YOUR ASSIGNMENT:
It is required that all of the data be written out exactly.

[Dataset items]
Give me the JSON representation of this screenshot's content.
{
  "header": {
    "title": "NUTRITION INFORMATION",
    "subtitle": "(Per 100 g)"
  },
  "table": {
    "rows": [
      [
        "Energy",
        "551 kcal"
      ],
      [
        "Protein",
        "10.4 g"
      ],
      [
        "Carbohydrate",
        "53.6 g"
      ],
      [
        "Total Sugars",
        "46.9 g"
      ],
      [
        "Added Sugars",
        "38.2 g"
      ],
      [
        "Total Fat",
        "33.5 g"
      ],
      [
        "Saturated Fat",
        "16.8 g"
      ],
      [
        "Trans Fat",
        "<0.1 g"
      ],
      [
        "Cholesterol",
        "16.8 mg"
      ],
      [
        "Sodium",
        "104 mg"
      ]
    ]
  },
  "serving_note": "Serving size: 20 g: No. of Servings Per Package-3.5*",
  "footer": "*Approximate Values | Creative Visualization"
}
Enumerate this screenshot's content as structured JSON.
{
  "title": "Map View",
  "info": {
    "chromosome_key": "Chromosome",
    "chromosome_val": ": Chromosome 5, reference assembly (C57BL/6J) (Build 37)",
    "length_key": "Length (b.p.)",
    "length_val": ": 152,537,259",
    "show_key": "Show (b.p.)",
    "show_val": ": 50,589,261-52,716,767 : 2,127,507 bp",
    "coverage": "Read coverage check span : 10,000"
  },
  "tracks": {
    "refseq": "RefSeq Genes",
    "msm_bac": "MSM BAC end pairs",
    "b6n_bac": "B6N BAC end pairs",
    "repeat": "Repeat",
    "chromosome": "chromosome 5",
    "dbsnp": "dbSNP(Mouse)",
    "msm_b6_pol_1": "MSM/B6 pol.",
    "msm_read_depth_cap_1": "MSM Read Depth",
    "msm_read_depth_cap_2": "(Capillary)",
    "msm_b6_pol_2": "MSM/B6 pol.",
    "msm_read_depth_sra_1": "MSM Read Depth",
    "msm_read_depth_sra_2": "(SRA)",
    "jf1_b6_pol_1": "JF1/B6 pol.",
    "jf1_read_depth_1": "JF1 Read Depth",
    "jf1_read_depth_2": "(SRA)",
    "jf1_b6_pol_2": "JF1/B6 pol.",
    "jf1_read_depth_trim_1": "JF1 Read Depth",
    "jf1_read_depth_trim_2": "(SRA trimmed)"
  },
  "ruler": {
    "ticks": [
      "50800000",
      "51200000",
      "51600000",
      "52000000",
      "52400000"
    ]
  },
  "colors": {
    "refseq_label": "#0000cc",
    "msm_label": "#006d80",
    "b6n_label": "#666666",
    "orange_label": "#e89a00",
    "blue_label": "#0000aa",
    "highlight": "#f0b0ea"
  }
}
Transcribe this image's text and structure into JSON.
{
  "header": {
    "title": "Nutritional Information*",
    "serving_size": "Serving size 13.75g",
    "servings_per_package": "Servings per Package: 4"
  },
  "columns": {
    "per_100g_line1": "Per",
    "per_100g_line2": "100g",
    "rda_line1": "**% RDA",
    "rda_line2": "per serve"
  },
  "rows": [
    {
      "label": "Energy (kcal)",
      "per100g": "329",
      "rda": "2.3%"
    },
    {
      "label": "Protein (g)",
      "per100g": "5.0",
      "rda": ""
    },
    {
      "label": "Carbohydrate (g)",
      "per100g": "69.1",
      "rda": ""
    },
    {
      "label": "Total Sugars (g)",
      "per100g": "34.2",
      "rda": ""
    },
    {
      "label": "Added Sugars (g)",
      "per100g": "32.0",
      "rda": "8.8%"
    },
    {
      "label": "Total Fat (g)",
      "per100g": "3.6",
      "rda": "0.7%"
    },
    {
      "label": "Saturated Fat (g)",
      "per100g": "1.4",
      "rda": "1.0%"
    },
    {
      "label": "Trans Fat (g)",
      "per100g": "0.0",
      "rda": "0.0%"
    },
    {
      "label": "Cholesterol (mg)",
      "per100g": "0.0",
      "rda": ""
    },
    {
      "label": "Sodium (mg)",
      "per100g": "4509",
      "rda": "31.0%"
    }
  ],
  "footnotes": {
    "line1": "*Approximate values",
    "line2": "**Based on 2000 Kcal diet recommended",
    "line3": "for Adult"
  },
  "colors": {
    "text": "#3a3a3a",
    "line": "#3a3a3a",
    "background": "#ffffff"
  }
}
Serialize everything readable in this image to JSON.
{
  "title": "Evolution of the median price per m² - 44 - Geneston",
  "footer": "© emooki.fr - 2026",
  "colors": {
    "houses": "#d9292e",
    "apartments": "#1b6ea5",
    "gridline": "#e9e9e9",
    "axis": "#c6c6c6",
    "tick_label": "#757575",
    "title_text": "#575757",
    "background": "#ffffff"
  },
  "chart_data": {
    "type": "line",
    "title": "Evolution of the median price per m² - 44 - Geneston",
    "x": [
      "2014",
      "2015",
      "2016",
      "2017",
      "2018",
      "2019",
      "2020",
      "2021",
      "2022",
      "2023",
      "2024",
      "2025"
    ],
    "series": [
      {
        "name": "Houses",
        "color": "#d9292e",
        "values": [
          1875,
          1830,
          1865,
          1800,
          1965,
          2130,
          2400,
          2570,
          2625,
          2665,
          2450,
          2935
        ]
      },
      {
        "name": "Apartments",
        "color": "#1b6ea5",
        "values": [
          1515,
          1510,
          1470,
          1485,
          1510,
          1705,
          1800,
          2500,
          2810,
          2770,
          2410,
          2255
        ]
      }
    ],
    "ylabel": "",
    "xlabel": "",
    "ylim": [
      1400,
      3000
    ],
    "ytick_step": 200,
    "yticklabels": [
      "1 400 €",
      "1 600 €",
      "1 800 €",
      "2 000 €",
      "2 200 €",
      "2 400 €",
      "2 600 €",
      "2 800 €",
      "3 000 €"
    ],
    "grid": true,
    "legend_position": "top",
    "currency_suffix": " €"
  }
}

REPLY:
Give me the JSON representation of this screenshot's content.
{
  "header": {
    "title": "NUTRITION INFORMATION",
    "subtitle": "(Per 100 g)"
  },
  "table": {
    "rows": [
      [
        "Energy",
        "551 kcal"
      ],
      [
        "Protein",
        "10.4 g"
      ],
      [
        "Carbohydrate",
        "53.6 g"
      ],
      [
        "Total Sugars",
        "46.9 g"
      ],
      [
        "Added Sugars",
        "38.2 g"
      ],
      [
        "Total Fat",
        "33.5 g"
      ],
      [
        "Saturated Fat",
        "16.8 g"
      ],
      [
        "Trans Fat",
        "<0.1 g"
      ],
      [
        "Cholesterol",
        "16.8 mg"
      ],
      [
        "Sodium",
        "104 mg"
      ]
    ]
  },
  "serving_note": "Serving size: 20 g: No. of Servings Per Package-3.5*",
  "footer": "*Approximate Values | Creative Visualization"
}
Enumerate this screenshot's content as structured JSON.
{
  "title": "Map View",
  "info": {
    "chromosome_key": "Chromosome",
    "chromosome_val": ": Chromosome 5, reference assembly (C57BL/6J) (Build 37)",
    "length_key": "Length (b.p.)",
    "length_val": ": 152,537,259",
    "show_key": "Show (b.p.)",
    "show_val": ": 50,589,261-52,716,767 : 2,127,507 bp",
    "coverage": "Read coverage check span : 10,000"
  },
  "tracks": {
    "refseq": "RefSeq Genes",
    "msm_bac": "MSM BAC end pairs",
    "b6n_bac": "B6N BAC end pairs",
    "repeat": "Repeat",
    "chromosome": "chromosome 5",
    "dbsnp": "dbSNP(Mouse)",
    "msm_b6_pol_1": "MSM/B6 pol.",
    "msm_read_depth_cap_1": "MSM Read Depth",
    "msm_read_depth_cap_2": "(Capillary)",
    "msm_b6_pol_2": "MSM/B6 pol.",
    "msm_read_depth_sra_1": "MSM Read Depth",
    "msm_read_depth_sra_2": "(SRA)",
    "jf1_b6_pol_1": "JF1/B6 pol.",
    "jf1_read_depth_1": "JF1 Read Depth",
    "jf1_read_depth_2": "(SRA)",
    "jf1_b6_pol_2": "JF1/B6 pol.",
    "jf1_read_depth_trim_1": "JF1 Read Depth",
    "jf1_read_depth_trim_2": "(SRA trimmed)"
  },
  "ruler": {
    "ticks": [
      "50800000",
      "51200000",
      "51600000",
      "52000000",
      "52400000"
    ]
  },
  "colors": {
    "refseq_label": "#0000cc",
    "msm_label": "#006d80",
    "b6n_label": "#666666",
    "orange_label": "#e89a00",
    "blue_label": "#0000aa",
    "highlight": "#f0b0ea"
  }
}
Transcribe this image's text and structure into JSON.
{
  "header": {
    "title": "Nutritional Information*",
    "serving_size": "Serving size 13.75g",
    "servings_per_package": "Servings per Package: 4"
  },
  "columns": {
    "per_100g_line1": "Per",
    "per_100g_line2": "100g",
    "rda_line1": "**% RDA",
    "rda_line2": "per serve"
  },
  "rows": [
    {
      "label": "Energy (kcal)",
      "per100g": "329",
      "rda": "2.3%"
    },
    {
      "label": "Protein (g)",
      "per100g": "5.0",
      "rda": ""
    },
    {
      "label": "Carbohydrate (g)",
      "per100g": "69.1",
      "rda": ""
    },
    {
      "label": "Total Sugars (g)",
      "per100g": "34.2",
      "rda": ""
    },
    {
      "label": "Added Sugars (g)",
      "per100g": "32.0",
      "rda": "8.8%"
    },
    {
      "label": "Total Fat (g)",
      "per100g": "3.6",
      "rda": "0.7%"
    },
    {
      "label": "Saturated Fat (g)",
      "per100g": "1.4",
      "rda": "1.0%"
    },
    {
      "label": "Trans Fat (g)",
      "per100g": "0.0",
      "rda": "0.0%"
    },
    {
      "label": "Cholesterol (mg)",
      "per100g": "0.0",
      "rda": ""
    },
    {
      "label": "Sodium (mg)",
      "per100g": "4509",
      "rda": "31.0%"
    }
  ],
  "footnotes": {
    "line1": "*Approximate values",
    "line2": "**Based on 2000 Kcal diet recommended",
    "line3": "for Adult"
  },
  "colors": {
    "text": "#3a3a3a",
    "line": "#3a3a3a",
    "background": "#ffffff"
  }
}
Serialize everything readable in this image to JSON.
{
  "title": "Evolution of the median price per m² - 44 - Geneston",
  "footer": "© emooki.fr - 2026",
  "colors": {
    "houses": "#d9292e",
    "apartments": "#1b6ea5",
    "gridline": "#e9e9e9",
    "axis": "#c6c6c6",
    "tick_label": "#757575",
    "title_text": "#575757",
    "background": "#ffffff"
  },
  "chart_data": {
    "type": "line",
    "title": "Evolution of the median price per m² - 44 - Geneston",
    "x": [
      "2014",
      "2015",
      "2016",
      "2017",
      "2018",
      "2019",
      "2020",
      "2021",
      "2022",
      "2023",
      "2024",
      "2025"
    ],
    "series": [
      {
        "name": "Houses",
        "color": "#d9292e",
        "values": [
          1875,
          1830,
          1865,
          1800,
          1965,
          2130,
          2400,
          2570,
          2625,
          2665,
          2450,
          2935
        ]
      },
      {
        "name": "Apartments",
        "color": "#1b6ea5",
        "values": [
          1515,
          1510,
          1470,
          1485,
          1510,
          1705,
          1800,
          2500,
          2810,
          2770,
          2410,
          2255
        ]
      }
    ],
    "ylabel": "",
    "xlabel": "",
    "ylim": [
      1400,
      3000
    ],
    "ytick_step": 200,
    "yticklabels": [
      "1 400 €",
      "1 600 €",
      "1 800 €",
      "2 000 €",
      "2 200 €",
      "2 400 €",
      "2 600 €",
      "2 800 €",
      "3 000 €"
    ],
    "grid": true,
    "legend_position": "top",
    "currency_suffix": " €"
  }
}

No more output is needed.